[Data records]
------------------------------

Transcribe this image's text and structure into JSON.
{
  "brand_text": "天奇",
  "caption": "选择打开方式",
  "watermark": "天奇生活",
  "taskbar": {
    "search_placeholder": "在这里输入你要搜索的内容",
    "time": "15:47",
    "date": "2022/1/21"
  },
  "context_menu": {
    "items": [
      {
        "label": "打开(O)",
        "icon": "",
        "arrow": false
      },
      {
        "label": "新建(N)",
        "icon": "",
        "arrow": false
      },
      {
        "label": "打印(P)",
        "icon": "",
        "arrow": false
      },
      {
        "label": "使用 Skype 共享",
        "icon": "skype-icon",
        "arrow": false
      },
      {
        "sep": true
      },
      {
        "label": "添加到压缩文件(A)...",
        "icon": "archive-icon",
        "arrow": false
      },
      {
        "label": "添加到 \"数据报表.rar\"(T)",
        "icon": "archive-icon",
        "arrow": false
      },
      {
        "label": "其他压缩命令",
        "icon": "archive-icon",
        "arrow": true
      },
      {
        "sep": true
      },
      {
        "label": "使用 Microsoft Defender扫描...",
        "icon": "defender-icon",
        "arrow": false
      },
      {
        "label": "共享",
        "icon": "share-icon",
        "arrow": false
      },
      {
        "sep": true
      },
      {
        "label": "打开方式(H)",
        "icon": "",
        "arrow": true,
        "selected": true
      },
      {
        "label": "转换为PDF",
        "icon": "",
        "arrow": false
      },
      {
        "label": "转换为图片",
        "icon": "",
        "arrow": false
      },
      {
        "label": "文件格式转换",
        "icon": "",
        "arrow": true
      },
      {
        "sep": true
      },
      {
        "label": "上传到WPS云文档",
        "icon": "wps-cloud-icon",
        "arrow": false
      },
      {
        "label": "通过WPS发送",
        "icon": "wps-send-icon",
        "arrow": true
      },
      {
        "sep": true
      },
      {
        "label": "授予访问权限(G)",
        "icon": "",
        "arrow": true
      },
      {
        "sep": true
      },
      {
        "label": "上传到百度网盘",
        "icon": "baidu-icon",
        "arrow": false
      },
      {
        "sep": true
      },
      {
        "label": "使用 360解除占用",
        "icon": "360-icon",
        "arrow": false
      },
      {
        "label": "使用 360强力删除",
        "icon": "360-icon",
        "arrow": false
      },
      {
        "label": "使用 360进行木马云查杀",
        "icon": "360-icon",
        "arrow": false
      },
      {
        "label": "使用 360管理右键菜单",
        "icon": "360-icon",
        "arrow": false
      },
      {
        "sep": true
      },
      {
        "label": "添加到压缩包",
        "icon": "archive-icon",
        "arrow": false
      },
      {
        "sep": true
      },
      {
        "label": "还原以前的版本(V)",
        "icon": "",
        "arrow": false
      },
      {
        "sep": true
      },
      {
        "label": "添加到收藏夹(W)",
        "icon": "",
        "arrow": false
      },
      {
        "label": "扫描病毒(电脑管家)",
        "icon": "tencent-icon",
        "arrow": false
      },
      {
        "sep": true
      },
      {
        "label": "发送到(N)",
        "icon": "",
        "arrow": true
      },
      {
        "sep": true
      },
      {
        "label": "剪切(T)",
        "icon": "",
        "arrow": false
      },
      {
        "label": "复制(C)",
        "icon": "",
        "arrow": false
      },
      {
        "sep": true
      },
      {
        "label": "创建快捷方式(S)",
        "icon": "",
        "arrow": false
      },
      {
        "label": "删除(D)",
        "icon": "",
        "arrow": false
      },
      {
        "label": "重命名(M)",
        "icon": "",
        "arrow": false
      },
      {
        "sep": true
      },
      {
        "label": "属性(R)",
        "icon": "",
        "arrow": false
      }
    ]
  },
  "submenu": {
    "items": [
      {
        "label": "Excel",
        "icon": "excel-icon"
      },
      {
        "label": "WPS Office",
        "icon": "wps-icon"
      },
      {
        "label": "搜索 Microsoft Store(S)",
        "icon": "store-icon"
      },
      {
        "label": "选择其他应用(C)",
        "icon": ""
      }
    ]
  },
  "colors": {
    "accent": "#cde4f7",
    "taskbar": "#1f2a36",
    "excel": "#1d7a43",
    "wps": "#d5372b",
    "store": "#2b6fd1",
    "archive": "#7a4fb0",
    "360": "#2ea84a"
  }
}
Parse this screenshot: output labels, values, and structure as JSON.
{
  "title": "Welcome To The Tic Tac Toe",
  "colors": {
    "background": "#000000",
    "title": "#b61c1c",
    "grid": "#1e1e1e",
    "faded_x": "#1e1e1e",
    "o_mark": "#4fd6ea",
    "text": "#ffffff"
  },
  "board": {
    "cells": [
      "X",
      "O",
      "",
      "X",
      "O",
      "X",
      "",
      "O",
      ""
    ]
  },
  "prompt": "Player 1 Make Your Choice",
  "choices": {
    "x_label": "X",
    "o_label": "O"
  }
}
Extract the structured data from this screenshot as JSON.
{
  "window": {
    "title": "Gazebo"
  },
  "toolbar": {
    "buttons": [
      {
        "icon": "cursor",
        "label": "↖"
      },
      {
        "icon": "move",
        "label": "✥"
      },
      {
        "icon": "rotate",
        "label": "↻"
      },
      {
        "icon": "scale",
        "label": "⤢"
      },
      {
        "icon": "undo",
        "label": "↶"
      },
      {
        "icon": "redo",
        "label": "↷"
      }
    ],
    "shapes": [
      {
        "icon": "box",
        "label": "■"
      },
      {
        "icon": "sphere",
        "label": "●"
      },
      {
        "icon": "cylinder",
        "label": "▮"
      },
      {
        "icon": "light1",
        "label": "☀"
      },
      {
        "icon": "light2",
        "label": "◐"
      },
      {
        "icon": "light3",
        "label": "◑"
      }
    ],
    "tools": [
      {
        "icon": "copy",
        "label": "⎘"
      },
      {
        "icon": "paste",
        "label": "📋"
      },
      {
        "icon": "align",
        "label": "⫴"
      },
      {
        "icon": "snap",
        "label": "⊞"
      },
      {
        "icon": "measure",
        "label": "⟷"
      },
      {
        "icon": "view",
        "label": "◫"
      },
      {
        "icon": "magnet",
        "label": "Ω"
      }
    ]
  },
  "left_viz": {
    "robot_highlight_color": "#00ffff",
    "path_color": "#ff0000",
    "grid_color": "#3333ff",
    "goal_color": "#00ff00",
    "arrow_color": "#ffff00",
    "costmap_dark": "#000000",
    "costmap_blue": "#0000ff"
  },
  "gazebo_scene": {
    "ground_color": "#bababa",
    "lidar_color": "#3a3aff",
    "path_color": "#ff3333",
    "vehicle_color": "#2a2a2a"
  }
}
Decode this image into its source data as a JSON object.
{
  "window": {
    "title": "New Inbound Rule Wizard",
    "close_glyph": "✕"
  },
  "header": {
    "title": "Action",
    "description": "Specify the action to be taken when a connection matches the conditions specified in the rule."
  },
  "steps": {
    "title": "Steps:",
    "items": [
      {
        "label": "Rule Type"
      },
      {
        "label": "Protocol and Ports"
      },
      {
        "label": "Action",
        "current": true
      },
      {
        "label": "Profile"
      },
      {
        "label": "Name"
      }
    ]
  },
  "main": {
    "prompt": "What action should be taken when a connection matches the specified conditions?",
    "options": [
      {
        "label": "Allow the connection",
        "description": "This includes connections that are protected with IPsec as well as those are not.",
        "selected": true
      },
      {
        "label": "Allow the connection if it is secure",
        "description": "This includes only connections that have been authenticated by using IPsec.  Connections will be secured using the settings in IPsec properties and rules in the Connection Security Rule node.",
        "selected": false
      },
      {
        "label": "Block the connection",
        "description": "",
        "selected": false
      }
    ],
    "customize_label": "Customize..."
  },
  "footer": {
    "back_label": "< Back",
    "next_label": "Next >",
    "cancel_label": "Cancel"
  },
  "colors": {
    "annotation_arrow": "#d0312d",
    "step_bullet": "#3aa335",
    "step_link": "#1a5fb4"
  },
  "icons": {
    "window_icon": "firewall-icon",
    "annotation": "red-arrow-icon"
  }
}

------------------------------

Exercise » Set down, unchanged, the line that contains "Decode this image" together with every later line in the records, through the last one.

Full solution »
Decode this image into its source data as a JSON object.
{
  "window": {
    "title": "New Inbound Rule Wizard",
    "close_glyph": "✕"
  },
  "header": {
    "title": "Action",
    "description": "Specify the action to be taken when a connection matches the conditions specified in the rule."
  },
  "steps": {
    "title": "Steps:",
    "items": [
      {
        "label": "Rule Type"
      },
      {
        "label": "Protocol and Ports"
      },
      {
        "label": "Action",
        "current": true
      },
      {
        "label": "Profile"
      },
      {
        "label": "Name"
      }
    ]
  },
  "main": {
    "prompt": "What action should be taken when a connection matches the specified conditions?",
    "options": [
      {
        "label": "Allow the connection",
        "description": "This includes connections that are protected with IPsec as well as those are not.",
        "selected": true
      },
      {
        "label": "Allow the connection if it is secure",
        "description": "This includes only connections that have been authenticated by using IPsec.  Connections will be secured using the settings in IPsec properties and rules in the Connection Security Rule node.",
        "selected": false
      },
      {
        "label": "Block the connection",
        "description": "",
        "selected": false
      }
    ],
    "customize_label": "Customize..."
  },
  "footer": {
    "back_label": "< Back",
    "next_label": "Next >",
    "cancel_label": "Cancel"
  },
  "colors": {
    "annotation_arrow": "#d0312d",
    "step_bullet": "#3aa335",
    "step_link": "#1a5fb4"
  },
  "icons": {
    "window_icon": "firewall-icon",
    "annotation": "red-arrow-icon"
  }
}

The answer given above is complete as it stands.